- WHAT NEEDS TO BE DONE -
Copy the records below exactly as they appear.

- DATA ROWS -
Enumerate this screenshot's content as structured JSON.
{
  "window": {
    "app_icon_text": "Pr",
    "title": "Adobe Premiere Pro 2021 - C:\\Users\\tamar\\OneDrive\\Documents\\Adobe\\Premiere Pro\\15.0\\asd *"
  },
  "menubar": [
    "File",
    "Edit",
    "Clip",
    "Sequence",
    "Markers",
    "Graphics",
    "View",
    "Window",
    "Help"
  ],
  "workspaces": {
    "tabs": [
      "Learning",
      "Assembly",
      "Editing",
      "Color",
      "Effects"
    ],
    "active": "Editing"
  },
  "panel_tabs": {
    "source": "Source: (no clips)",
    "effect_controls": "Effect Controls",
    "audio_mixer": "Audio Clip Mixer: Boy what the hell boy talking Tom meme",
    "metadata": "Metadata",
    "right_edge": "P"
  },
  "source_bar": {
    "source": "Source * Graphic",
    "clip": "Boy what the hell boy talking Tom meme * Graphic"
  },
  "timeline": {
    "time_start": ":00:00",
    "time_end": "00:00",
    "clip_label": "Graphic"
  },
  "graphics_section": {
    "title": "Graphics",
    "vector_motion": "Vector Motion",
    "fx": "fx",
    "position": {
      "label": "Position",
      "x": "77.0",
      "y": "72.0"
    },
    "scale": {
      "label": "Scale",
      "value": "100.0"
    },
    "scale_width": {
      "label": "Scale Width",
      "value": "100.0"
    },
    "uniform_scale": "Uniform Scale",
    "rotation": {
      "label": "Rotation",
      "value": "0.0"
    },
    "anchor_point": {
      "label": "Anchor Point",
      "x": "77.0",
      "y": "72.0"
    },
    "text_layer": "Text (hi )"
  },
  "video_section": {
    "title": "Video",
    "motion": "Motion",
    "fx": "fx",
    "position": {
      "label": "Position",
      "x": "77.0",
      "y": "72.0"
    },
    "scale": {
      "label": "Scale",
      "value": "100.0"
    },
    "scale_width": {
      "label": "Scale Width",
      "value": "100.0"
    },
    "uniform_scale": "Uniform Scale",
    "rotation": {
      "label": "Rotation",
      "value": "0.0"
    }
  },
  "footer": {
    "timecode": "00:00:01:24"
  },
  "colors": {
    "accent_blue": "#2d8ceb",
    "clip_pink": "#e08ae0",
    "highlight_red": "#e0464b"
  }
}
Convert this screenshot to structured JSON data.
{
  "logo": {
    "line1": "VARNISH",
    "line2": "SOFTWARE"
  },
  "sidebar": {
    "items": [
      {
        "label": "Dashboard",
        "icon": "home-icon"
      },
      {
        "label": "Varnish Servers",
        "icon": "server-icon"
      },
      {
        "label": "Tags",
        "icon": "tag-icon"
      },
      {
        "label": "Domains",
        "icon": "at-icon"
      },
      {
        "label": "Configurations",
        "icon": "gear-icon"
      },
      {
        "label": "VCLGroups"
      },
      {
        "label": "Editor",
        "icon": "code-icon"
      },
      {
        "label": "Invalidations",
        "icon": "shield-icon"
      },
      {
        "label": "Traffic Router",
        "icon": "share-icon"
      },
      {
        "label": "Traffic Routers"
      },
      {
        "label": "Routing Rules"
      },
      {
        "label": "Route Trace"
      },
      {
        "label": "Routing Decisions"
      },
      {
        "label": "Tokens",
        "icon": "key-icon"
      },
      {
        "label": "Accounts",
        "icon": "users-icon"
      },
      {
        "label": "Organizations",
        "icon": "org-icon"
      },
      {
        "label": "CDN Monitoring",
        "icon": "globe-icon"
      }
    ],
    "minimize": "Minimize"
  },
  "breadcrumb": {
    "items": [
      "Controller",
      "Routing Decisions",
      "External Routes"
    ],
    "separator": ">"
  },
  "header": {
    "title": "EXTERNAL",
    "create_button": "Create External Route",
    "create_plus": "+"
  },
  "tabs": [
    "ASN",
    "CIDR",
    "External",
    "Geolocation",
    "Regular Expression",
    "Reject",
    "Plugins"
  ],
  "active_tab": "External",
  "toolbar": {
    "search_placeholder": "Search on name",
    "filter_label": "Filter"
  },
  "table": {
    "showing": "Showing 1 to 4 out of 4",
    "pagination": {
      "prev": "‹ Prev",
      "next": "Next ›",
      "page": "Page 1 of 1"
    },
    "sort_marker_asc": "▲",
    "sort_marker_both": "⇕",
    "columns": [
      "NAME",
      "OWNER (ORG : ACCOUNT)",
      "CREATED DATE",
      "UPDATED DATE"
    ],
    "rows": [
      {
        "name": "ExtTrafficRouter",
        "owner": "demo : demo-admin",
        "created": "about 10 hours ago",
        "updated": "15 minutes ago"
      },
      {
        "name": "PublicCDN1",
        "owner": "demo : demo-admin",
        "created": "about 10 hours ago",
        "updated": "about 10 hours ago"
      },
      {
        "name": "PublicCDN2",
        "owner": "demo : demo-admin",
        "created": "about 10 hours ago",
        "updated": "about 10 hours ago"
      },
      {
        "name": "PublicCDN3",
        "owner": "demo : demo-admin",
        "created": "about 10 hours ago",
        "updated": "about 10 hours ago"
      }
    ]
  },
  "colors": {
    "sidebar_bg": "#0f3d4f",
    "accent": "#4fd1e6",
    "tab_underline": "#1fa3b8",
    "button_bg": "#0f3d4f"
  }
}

- TASK RESPONSE -
Enumerate this screenshot's content as structured JSON.
{
  "window": {
    "app_icon_text": "Pr",
    "title": "Adobe Premiere Pro 2021 - C:\\Users\\tamar\\OneDrive\\Documents\\Adobe\\Premiere Pro\\15.0\\asd *"
  },
  "menubar": [
    "File",
    "Edit",
    "Clip",
    "Sequence",
    "Markers",
    "Graphics",
    "View",
    "Window",
    "Help"
  ],
  "workspaces": {
    "tabs": [
      "Learning",
      "Assembly",
      "Editing",
      "Color",
      "Effects"
    ],
    "active": "Editing"
  },
  "panel_tabs": {
    "source": "Source: (no clips)",
    "effect_controls": "Effect Controls",
    "audio_mixer": "Audio Clip Mixer: Boy what the hell boy talking Tom meme",
    "metadata": "Metadata",
    "right_edge": "P"
  },
  "source_bar": {
    "source": "Source * Graphic",
    "clip": "Boy what the hell boy talking Tom meme * Graphic"
  },
  "timeline": {
    "time_start": ":00:00",
    "time_end": "00:00",
    "clip_label": "Graphic"
  },
  "graphics_section": {
    "title": "Graphics",
    "vector_motion": "Vector Motion",
    "fx": "fx",
    "position": {
      "label": "Position",
      "x": "77.0",
      "y": "72.0"
    },
    "scale": {
      "label": "Scale",
      "value": "100.0"
    },
    "scale_width": {
      "label": "Scale Width",
      "value": "100.0"
    },
    "uniform_scale": "Uniform Scale",
    "rotation": {
      "label": "Rotation",
      "value": "0.0"
    },
    "anchor_point": {
      "label": "Anchor Point",
      "x": "77.0",
      "y": "72.0"
    },
    "text_layer": "Text (hi )"
  },
  "video_section": {
    "title": "Video",
    "motion": "Motion",
    "fx": "fx",
    "position": {
      "label": "Position",
      "x": "77.0",
      "y": "72.0"
    },
    "scale": {
      "label": "Scale",
      "value": "100.0"
    },
    "scale_width": {
      "label": "Scale Width",
      "value": "100.0"
    },
    "uniform_scale": "Uniform Scale",
    "rotation": {
      "label": "Rotation",
      "value": "0.0"
    }
  },
  "footer": {
    "timecode": "00:00:01:24"
  },
  "colors": {
    "accent_blue": "#2d8ceb",
    "clip_pink": "#e08ae0",
    "highlight_red": "#e0464b"
  }
}
Convert this screenshot to structured JSON data.
{
  "logo": {
    "line1": "VARNISH",
    "line2": "SOFTWARE"
  },
  "sidebar": {
    "items": [
      {
        "label": "Dashboard",
        "icon": "home-icon"
      },
      {
        "label": "Varnish Servers",
        "icon": "server-icon"
      },
      {
        "label": "Tags",
        "icon": "tag-icon"
      },
      {
        "label": "Domains",
        "icon": "at-icon"
      },
      {
        "label": "Configurations",
        "icon": "gear-icon"
      },
      {
        "label": "VCLGroups"
      },
      {
        "label": "Editor",
        "icon": "code-icon"
      },
      {
        "label": "Invalidations",
        "icon": "shield-icon"
      },
      {
        "label": "Traffic Router",
        "icon": "share-icon"
      },
      {
        "label": "Traffic Routers"
      },
      {
        "label": "Routing Rules"
      },
      {
        "label": "Route Trace"
      },
      {
        "label": "Routing Decisions"
      },
      {
        "label": "Tokens",
        "icon": "key-icon"
      },
      {
        "label": "Accounts",
        "icon": "users-icon"
      },
      {
        "label": "Organizations",
        "icon": "org-icon"
      },
      {
        "label": "CDN Monitoring",
        "icon": "globe-icon"
      }
    ],
    "minimize": "Minimize"
  },
  "breadcrumb": {
    "items": [
      "Controller",
      "Routing Decisions",
      "External Routes"
    ],
    "separator": ">"
  },
  "header": {
    "title": "EXTERNAL",
    "create_button": "Create External Route",
    "create_plus": "+"
  },
  "tabs": [
    "ASN",
    "CIDR",
    "External",
    "Geolocation",
    "Regular Expression",
    "Reject",
    "Plugins"
  ],
  "active_tab": "External",
  "toolbar": {
    "search_placeholder": "Search on name",
    "filter_label": "Filter"
  },
  "table": {
    "showing": "Showing 1 to 4 out of 4",
    "pagination": {
      "prev": "‹ Prev",
      "next": "Next ›",
      "page": "Page 1 of 1"
    },
    "sort_marker_asc": "▲",
    "sort_marker_both": "⇕",
    "columns": [
      "NAME",
      "OWNER (ORG : ACCOUNT)",
      "CREATED DATE",
      "UPDATED DATE"
    ],
    "rows": [
      {
        "name": "ExtTrafficRouter",
        "owner": "demo : demo-admin",
        "created": "about 10 hours ago",
        "updated": "15 minutes ago"
      },
      {
        "name": "PublicCDN1",
        "owner": "demo : demo-admin",
        "created": "about 10 hours ago",
        "updated": "about 10 hours ago"
      },
      {
        "name": "PublicCDN2",
        "owner": "demo : demo-admin",
        "created": "about 10 hours ago",
        "updated": "about 10 hours ago"
      },
      {
        "name": "PublicCDN3",
        "owner": "demo : demo-admin",
        "created": "about 10 hours ago",
        "updated": "about 10 hours ago"
      }
    ]
  },
  "colors": {
    "sidebar_bg": "#0f3d4f",
    "accent": "#4fd1e6",
    "tab_underline": "#1fa3b8",
    "button_bg": "#0f3d4f"
  }
}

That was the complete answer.